* _What is being asked_
Write out the records word for word, with no pictures.

* _Raw records_
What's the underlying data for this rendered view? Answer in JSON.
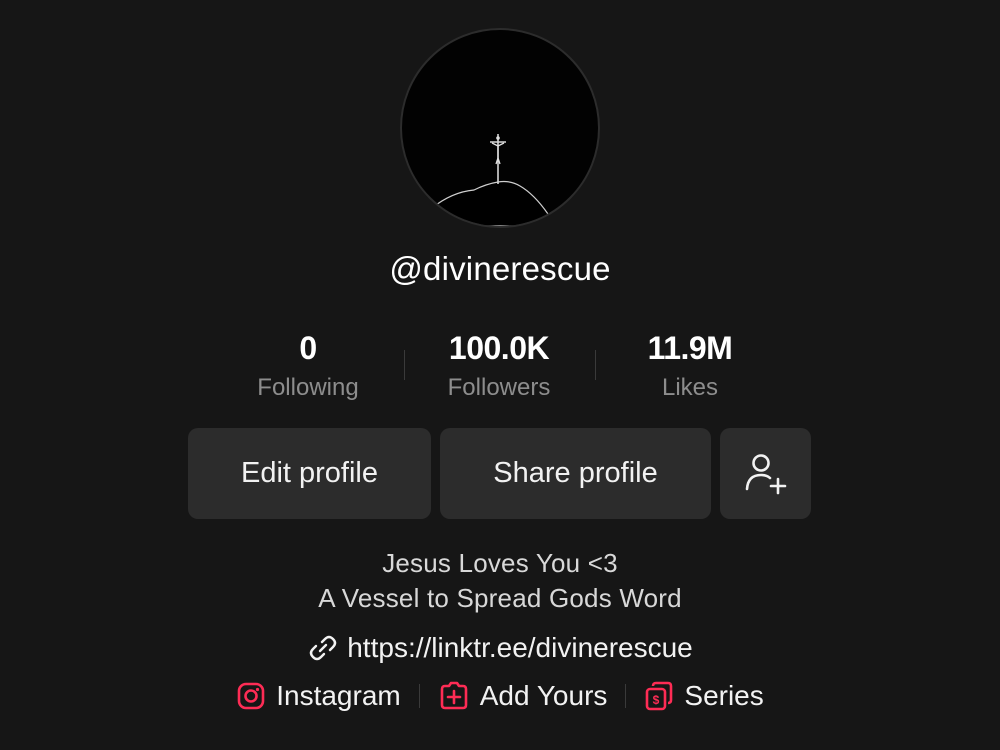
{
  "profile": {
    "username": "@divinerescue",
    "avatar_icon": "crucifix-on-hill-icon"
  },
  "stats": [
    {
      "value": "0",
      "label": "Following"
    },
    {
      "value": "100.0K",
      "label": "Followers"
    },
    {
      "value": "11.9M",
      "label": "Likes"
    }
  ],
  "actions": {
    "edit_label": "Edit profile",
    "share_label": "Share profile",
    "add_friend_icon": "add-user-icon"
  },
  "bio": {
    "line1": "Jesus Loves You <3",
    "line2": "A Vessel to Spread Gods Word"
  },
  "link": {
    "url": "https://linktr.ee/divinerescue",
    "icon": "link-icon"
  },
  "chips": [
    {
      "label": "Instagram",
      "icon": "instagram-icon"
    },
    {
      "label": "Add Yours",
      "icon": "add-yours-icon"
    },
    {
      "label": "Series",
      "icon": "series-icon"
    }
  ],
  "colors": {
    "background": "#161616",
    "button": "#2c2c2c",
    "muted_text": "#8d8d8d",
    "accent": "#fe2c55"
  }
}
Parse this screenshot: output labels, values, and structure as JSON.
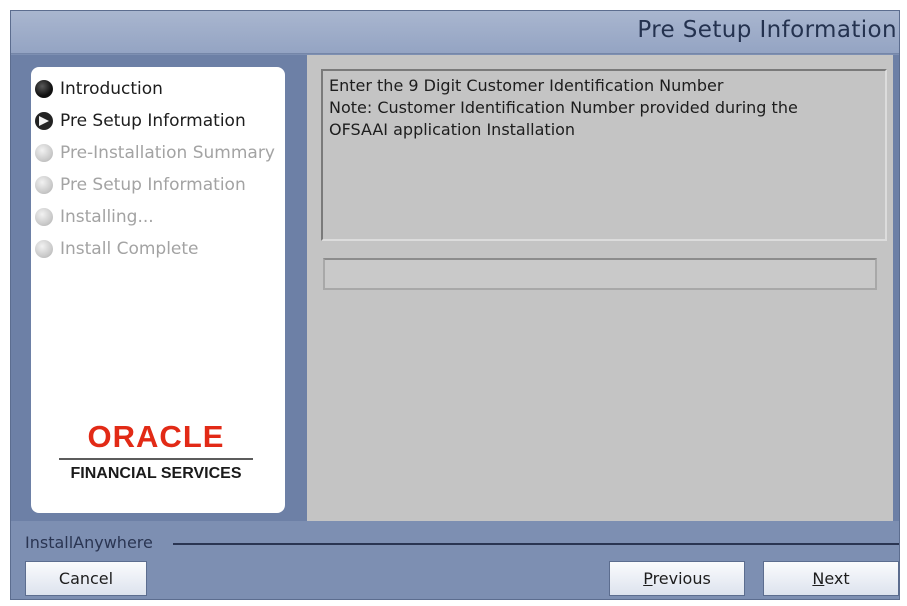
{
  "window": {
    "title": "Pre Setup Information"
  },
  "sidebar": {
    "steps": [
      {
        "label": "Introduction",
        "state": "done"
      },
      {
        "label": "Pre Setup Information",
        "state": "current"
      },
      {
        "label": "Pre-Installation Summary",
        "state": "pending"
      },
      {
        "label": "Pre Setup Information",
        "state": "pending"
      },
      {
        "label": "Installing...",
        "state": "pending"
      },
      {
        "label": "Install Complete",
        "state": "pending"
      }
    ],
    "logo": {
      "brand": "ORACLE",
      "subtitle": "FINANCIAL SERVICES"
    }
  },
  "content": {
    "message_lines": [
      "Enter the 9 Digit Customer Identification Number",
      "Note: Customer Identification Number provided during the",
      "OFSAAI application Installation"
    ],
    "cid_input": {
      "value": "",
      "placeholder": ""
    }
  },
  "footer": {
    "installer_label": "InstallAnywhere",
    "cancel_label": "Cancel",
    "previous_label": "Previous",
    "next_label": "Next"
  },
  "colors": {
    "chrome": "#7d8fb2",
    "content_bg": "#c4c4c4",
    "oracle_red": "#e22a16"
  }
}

* _Exercise solution_
What's the underlying data for this rendered view? Answer in JSON.
{
  "profile": {
    "username": "@divinerescue",
    "avatar_icon": "crucifix-on-hill-icon"
  },
  "stats": [
    {
      "value": "0",
      "label": "Following"
    },
    {
      "value": "100.0K",
      "label": "Followers"
    },
    {
      "value": "11.9M",
      "label": "Likes"
    }
  ],
  "actions": {
    "edit_label": "Edit profile",
    "share_label": "Share profile",
    "add_friend_icon": "add-user-icon"
  },
  "bio": {
    "line1": "Jesus Loves You <3",
    "line2": "A Vessel to Spread Gods Word"
  },
  "link": {
    "url": "https://linktr.ee/divinerescue",
    "icon": "link-icon"
  },
  "chips": [
    {
      "label": "Instagram",
      "icon": "instagram-icon"
    },
    {
      "label": "Add Yours",
      "icon": "add-yours-icon"
    },
    {
      "label": "Series",
      "icon": "series-icon"
    }
  ],
  "colors": {
    "background": "#161616",
    "button": "#2c2c2c",
    "muted_text": "#8d8d8d",
    "accent": "#fe2c55"
  }
}
Parse this screenshot: output labels, values, and structure as JSON.
{
  "window": {
    "title": "Pre Setup Information"
  },
  "sidebar": {
    "steps": [
      {
        "label": "Introduction",
        "state": "done"
      },
      {
        "label": "Pre Setup Information",
        "state": "current"
      },
      {
        "label": "Pre-Installation Summary",
        "state": "pending"
      },
      {
        "label": "Pre Setup Information",
        "state": "pending"
      },
      {
        "label": "Installing...",
        "state": "pending"
      },
      {
        "label": "Install Complete",
        "state": "pending"
      }
    ],
    "logo": {
      "brand": "ORACLE",
      "subtitle": "FINANCIAL SERVICES"
    }
  },
  "content": {
    "message_lines": [
      "Enter the 9 Digit Customer Identification Number",
      "Note: Customer Identification Number provided during the",
      "OFSAAI application Installation"
    ],
    "cid_input": {
      "value": "",
      "placeholder": ""
    }
  },
  "footer": {
    "installer_label": "InstallAnywhere",
    "cancel_label": "Cancel",
    "previous_label": "Previous",
    "next_label": "Next"
  },
  "colors": {
    "chrome": "#7d8fb2",
    "content_bg": "#c4c4c4",
    "oracle_red": "#e22a16"
  }
}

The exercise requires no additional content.